* begin DATA IN THIS EXERCISE *

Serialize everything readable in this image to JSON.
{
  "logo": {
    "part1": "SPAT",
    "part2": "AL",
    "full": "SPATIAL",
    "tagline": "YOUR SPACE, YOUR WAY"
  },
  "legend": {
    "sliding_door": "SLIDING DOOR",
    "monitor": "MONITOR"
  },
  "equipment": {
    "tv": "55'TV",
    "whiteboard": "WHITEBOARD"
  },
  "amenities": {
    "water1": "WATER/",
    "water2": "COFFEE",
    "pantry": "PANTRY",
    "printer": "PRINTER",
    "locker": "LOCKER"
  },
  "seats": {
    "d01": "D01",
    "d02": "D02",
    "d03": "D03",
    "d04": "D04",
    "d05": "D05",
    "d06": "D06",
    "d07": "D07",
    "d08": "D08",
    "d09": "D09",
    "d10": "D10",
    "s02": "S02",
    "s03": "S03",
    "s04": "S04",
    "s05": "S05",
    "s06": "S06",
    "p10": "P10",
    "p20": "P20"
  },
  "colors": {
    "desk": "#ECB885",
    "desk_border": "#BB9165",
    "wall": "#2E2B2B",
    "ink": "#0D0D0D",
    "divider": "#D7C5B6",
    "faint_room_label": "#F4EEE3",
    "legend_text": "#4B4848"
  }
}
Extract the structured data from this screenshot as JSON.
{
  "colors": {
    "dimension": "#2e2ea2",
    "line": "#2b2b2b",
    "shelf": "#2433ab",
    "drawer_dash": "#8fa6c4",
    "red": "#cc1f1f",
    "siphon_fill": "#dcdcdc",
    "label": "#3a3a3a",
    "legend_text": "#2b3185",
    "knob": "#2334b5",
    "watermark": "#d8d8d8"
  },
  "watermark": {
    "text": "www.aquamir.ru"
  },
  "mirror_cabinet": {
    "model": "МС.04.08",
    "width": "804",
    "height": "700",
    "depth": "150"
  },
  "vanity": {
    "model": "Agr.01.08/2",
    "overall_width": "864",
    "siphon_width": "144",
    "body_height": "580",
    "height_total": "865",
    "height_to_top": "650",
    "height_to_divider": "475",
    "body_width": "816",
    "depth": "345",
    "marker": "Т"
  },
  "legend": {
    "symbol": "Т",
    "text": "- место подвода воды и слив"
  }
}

* end DATA IN THIS EXERCISE *

WHAT YOU SHOULD DO: Output the listing above without altering a single character.

FINAL ANSWER:
Serialize everything readable in this image to JSON.
{
  "logo": {
    "part1": "SPAT",
    "part2": "AL",
    "full": "SPATIAL",
    "tagline": "YOUR SPACE, YOUR WAY"
  },
  "legend": {
    "sliding_door": "SLIDING DOOR",
    "monitor": "MONITOR"
  },
  "equipment": {
    "tv": "55'TV",
    "whiteboard": "WHITEBOARD"
  },
  "amenities": {
    "water1": "WATER/",
    "water2": "COFFEE",
    "pantry": "PANTRY",
    "printer": "PRINTER",
    "locker": "LOCKER"
  },
  "seats": {
    "d01": "D01",
    "d02": "D02",
    "d03": "D03",
    "d04": "D04",
    "d05": "D05",
    "d06": "D06",
    "d07": "D07",
    "d08": "D08",
    "d09": "D09",
    "d10": "D10",
    "s02": "S02",
    "s03": "S03",
    "s04": "S04",
    "s05": "S05",
    "s06": "S06",
    "p10": "P10",
    "p20": "P20"
  },
  "colors": {
    "desk": "#ECB885",
    "desk_border": "#BB9165",
    "wall": "#2E2B2B",
    "ink": "#0D0D0D",
    "divider": "#D7C5B6",
    "faint_room_label": "#F4EEE3",
    "legend_text": "#4B4848"
  }
}
Extract the structured data from this screenshot as JSON.
{
  "colors": {
    "dimension": "#2e2ea2",
    "line": "#2b2b2b",
    "shelf": "#2433ab",
    "drawer_dash": "#8fa6c4",
    "red": "#cc1f1f",
    "siphon_fill": "#dcdcdc",
    "label": "#3a3a3a",
    "legend_text": "#2b3185",
    "knob": "#2334b5",
    "watermark": "#d8d8d8"
  },
  "watermark": {
    "text": "www.aquamir.ru"
  },
  "mirror_cabinet": {
    "model": "МС.04.08",
    "width": "804",
    "height": "700",
    "depth": "150"
  },
  "vanity": {
    "model": "Agr.01.08/2",
    "overall_width": "864",
    "siphon_width": "144",
    "body_height": "580",
    "height_total": "865",
    "height_to_top": "650",
    "height_to_divider": "475",
    "body_width": "816",
    "depth": "345",
    "marker": "Т"
  },
  "legend": {
    "symbol": "Т",
    "text": "- место подвода воды и слив"
  }
}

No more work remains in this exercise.